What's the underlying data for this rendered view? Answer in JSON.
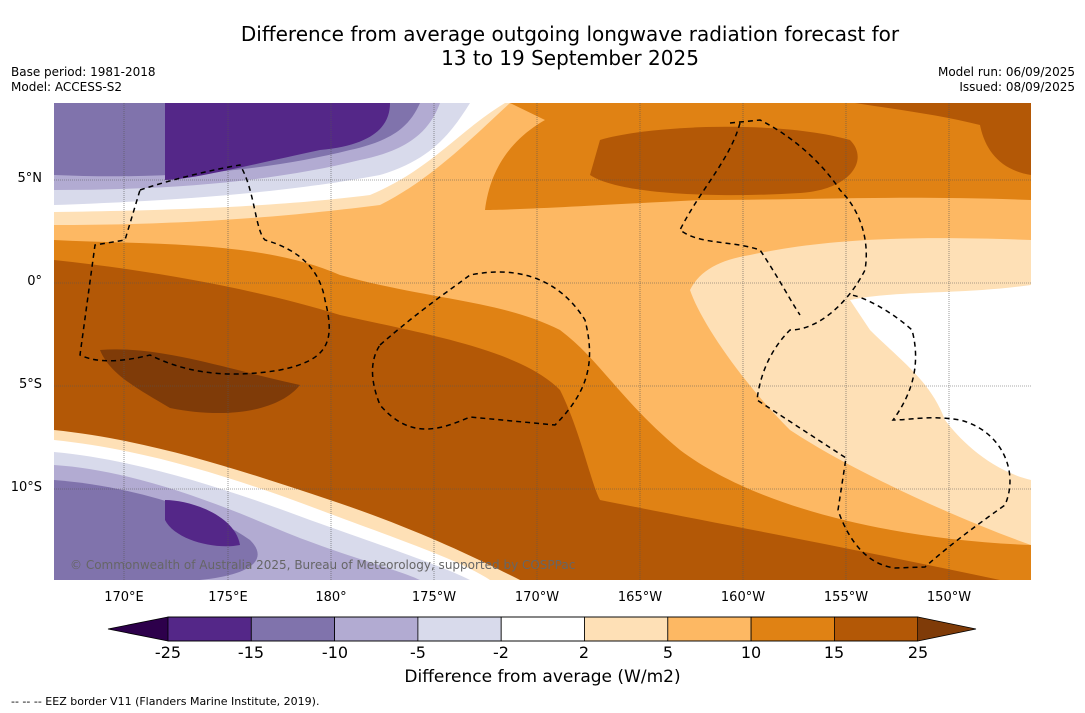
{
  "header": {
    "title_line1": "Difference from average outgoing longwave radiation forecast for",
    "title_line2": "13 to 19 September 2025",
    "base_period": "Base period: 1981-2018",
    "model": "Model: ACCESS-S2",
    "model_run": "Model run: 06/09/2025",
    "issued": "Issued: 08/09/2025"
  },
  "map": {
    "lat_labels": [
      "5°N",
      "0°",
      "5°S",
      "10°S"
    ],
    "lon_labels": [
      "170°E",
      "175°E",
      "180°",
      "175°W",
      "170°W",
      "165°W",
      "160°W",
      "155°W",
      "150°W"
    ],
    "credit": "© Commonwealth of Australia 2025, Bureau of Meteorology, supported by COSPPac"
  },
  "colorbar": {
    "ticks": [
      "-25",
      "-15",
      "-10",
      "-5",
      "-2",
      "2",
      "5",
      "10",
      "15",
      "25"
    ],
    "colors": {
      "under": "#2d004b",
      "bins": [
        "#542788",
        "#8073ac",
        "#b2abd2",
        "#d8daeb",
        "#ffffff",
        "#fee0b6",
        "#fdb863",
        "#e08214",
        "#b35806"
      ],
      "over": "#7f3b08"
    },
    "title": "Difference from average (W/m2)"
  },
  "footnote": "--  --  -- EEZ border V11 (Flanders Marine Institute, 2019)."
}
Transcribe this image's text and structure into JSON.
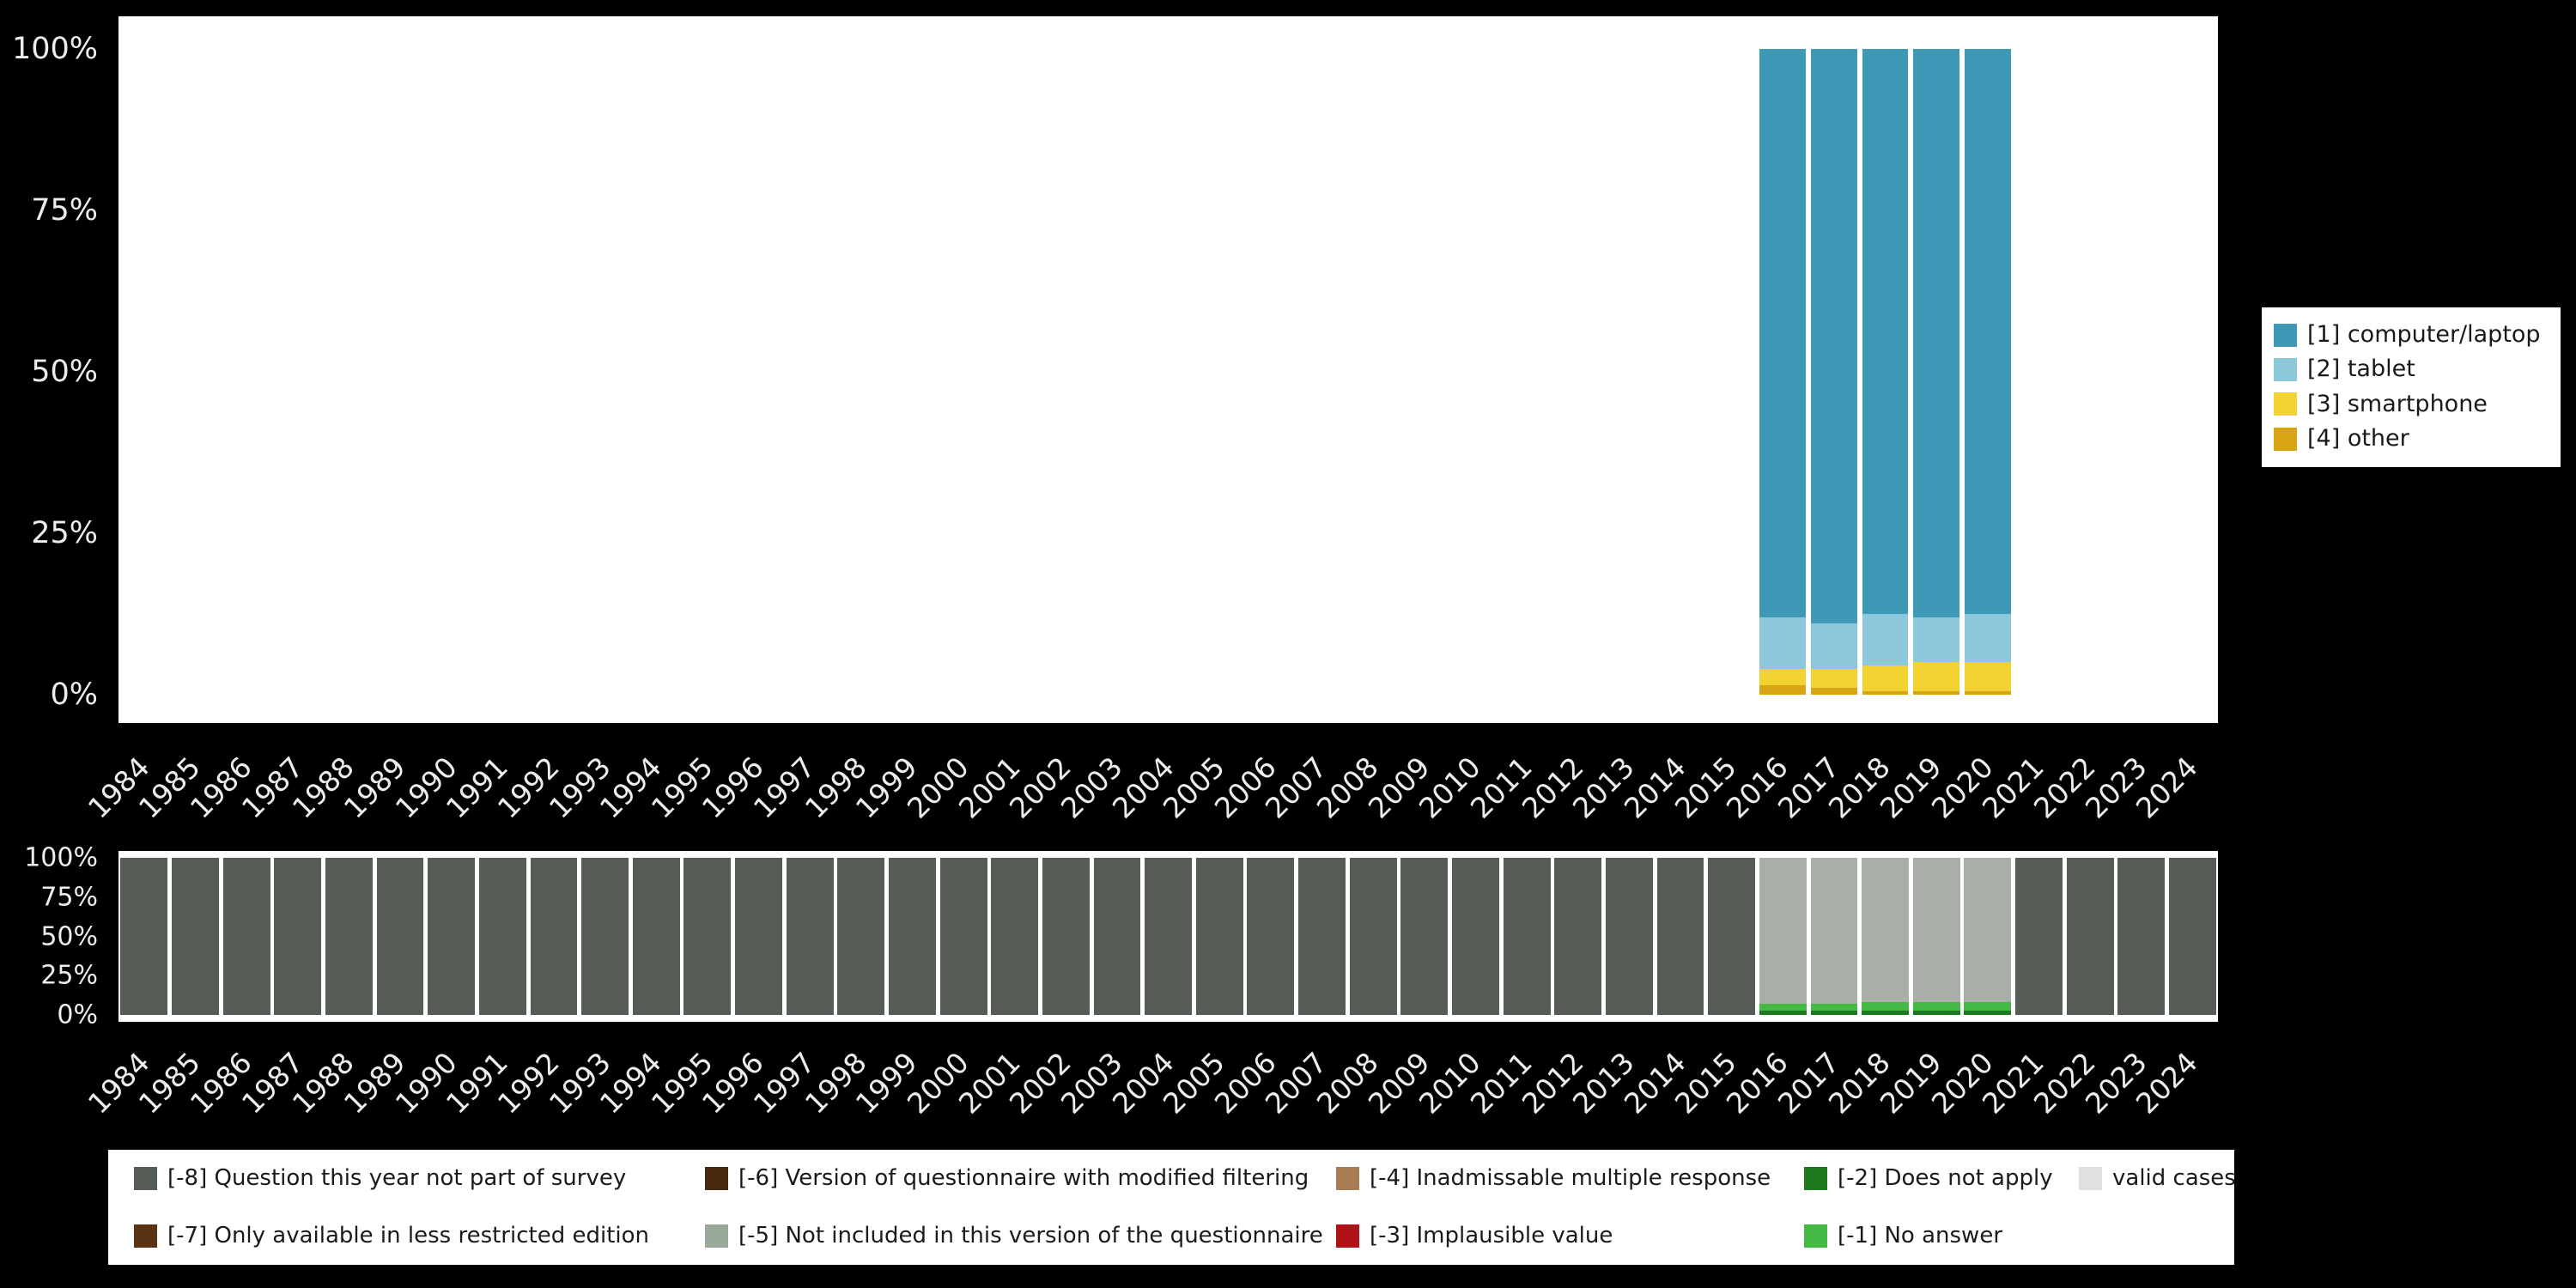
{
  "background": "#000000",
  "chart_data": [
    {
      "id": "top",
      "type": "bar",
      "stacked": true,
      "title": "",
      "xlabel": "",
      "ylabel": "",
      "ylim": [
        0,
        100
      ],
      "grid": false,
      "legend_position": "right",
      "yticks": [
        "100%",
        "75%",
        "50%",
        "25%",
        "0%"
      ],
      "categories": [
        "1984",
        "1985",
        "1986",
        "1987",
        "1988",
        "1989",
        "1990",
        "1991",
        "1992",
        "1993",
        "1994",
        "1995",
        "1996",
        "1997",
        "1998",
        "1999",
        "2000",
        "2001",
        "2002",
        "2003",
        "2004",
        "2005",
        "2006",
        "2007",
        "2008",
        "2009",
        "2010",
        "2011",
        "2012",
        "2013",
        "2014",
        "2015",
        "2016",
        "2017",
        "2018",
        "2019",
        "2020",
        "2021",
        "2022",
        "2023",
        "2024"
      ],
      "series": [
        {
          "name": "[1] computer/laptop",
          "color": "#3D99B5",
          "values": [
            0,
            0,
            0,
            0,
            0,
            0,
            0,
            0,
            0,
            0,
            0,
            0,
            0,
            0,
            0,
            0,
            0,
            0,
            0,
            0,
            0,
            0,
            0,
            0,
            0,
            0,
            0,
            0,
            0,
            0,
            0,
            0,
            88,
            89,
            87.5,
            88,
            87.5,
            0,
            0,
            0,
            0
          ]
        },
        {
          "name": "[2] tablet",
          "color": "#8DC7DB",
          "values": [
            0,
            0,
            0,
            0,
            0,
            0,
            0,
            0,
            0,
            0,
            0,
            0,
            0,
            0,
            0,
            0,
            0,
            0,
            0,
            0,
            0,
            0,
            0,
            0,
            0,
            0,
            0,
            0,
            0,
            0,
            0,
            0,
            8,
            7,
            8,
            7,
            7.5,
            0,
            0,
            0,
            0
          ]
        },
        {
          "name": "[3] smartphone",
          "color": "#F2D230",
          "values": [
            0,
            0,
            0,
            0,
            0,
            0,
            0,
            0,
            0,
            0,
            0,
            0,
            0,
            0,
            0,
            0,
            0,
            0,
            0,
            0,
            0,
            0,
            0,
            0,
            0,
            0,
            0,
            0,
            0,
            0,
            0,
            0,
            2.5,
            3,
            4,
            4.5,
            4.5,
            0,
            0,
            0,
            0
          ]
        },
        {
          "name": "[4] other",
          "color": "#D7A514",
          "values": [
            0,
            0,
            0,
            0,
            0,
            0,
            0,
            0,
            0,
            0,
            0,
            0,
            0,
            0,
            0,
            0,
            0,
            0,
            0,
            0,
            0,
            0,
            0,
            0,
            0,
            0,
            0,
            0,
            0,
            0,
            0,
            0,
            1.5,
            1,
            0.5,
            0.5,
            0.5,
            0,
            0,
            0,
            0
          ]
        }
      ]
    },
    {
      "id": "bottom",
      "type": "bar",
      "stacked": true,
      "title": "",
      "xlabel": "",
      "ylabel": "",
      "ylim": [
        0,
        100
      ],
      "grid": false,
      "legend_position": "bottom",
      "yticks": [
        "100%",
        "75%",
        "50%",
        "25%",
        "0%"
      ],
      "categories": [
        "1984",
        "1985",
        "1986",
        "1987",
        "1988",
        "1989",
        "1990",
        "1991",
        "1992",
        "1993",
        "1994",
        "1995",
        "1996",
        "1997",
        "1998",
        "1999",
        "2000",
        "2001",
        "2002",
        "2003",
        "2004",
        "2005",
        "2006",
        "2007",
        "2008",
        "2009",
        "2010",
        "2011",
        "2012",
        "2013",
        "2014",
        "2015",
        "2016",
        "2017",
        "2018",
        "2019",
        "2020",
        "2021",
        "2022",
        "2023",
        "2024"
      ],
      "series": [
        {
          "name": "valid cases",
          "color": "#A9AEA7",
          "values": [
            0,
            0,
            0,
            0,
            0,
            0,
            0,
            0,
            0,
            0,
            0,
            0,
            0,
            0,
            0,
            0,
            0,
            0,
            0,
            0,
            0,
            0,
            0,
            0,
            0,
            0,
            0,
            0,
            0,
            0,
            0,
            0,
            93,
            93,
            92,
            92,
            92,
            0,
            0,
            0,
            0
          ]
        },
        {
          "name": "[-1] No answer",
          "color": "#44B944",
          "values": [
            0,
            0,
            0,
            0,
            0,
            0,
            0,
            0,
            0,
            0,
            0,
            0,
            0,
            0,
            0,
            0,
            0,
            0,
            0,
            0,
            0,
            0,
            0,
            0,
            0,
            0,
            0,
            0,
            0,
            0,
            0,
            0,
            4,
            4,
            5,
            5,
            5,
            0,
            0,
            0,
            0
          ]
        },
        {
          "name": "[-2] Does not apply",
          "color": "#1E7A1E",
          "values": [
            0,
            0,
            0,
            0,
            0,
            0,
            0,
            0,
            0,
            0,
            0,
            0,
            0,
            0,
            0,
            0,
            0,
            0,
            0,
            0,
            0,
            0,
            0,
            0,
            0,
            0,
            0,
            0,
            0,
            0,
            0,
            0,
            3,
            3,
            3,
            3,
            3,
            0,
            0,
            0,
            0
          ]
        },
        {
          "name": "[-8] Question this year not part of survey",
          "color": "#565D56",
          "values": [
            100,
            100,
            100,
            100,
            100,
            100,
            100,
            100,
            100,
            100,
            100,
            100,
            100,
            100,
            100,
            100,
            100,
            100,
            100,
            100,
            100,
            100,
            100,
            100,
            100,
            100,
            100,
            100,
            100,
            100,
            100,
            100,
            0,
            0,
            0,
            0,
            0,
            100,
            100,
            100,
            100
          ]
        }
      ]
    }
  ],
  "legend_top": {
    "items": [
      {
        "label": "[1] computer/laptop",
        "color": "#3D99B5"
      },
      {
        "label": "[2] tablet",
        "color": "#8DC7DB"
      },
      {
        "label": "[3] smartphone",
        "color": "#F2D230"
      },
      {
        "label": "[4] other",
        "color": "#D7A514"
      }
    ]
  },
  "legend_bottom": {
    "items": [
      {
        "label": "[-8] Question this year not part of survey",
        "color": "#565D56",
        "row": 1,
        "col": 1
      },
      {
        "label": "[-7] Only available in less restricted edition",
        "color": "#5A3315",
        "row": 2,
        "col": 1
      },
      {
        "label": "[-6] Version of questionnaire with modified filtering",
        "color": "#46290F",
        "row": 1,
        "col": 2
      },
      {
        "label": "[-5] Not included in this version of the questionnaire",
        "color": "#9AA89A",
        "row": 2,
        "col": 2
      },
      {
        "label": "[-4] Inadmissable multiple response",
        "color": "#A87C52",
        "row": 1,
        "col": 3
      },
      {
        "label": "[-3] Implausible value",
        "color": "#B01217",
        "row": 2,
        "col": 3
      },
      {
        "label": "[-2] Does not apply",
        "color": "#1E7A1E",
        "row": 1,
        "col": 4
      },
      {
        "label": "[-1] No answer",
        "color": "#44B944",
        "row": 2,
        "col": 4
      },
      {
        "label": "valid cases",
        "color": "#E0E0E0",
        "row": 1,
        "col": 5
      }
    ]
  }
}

* * *

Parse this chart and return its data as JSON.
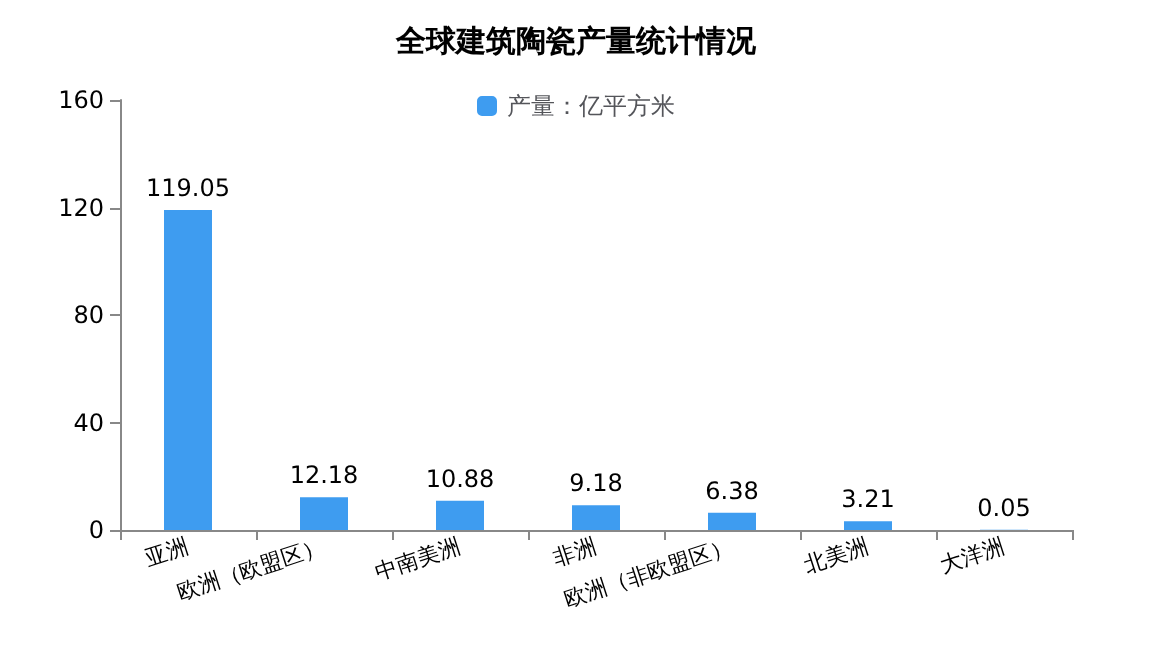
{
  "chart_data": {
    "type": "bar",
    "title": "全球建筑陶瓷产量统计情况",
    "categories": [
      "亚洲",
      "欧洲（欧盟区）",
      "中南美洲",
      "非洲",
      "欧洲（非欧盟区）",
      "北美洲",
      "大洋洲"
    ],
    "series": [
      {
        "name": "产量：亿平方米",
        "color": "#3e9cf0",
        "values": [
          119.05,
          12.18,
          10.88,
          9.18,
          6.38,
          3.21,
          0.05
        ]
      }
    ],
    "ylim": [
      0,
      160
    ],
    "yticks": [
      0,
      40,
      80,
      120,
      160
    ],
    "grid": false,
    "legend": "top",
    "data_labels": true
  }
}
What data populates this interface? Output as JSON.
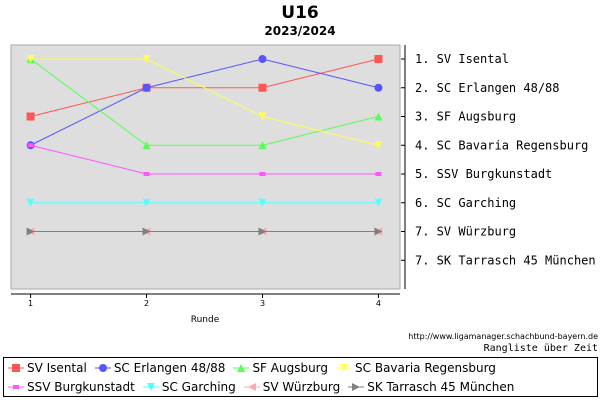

• OBJECTIVE
Transcribe, leaving out pictures, each line from the one containing "Parse this chart and return its data as JSON." through the one containing "What data populates".

• FULL ANSWER
Parse this chart and return its data as JSON.
{
  "chart_data": {
    "type": "bar",
    "title": "全球建筑陶瓷产量统计情况",
    "categories": [
      "亚洲",
      "欧洲（欧盟区）",
      "中南美洲",
      "非洲",
      "欧洲（非欧盟区）",
      "北美洲",
      "大洋洲"
    ],
    "series": [
      {
        "name": "产量：亿平方米",
        "color": "#3e9cf0",
        "values": [
          119.05,
          12.18,
          10.88,
          9.18,
          6.38,
          3.21,
          0.05
        ]
      }
    ],
    "ylim": [
      0,
      160
    ],
    "yticks": [
      0,
      40,
      80,
      120,
      160
    ],
    "grid": false,
    "legend": "top",
    "data_labels": true
  }
}
What data populates this interface? Output as JSON.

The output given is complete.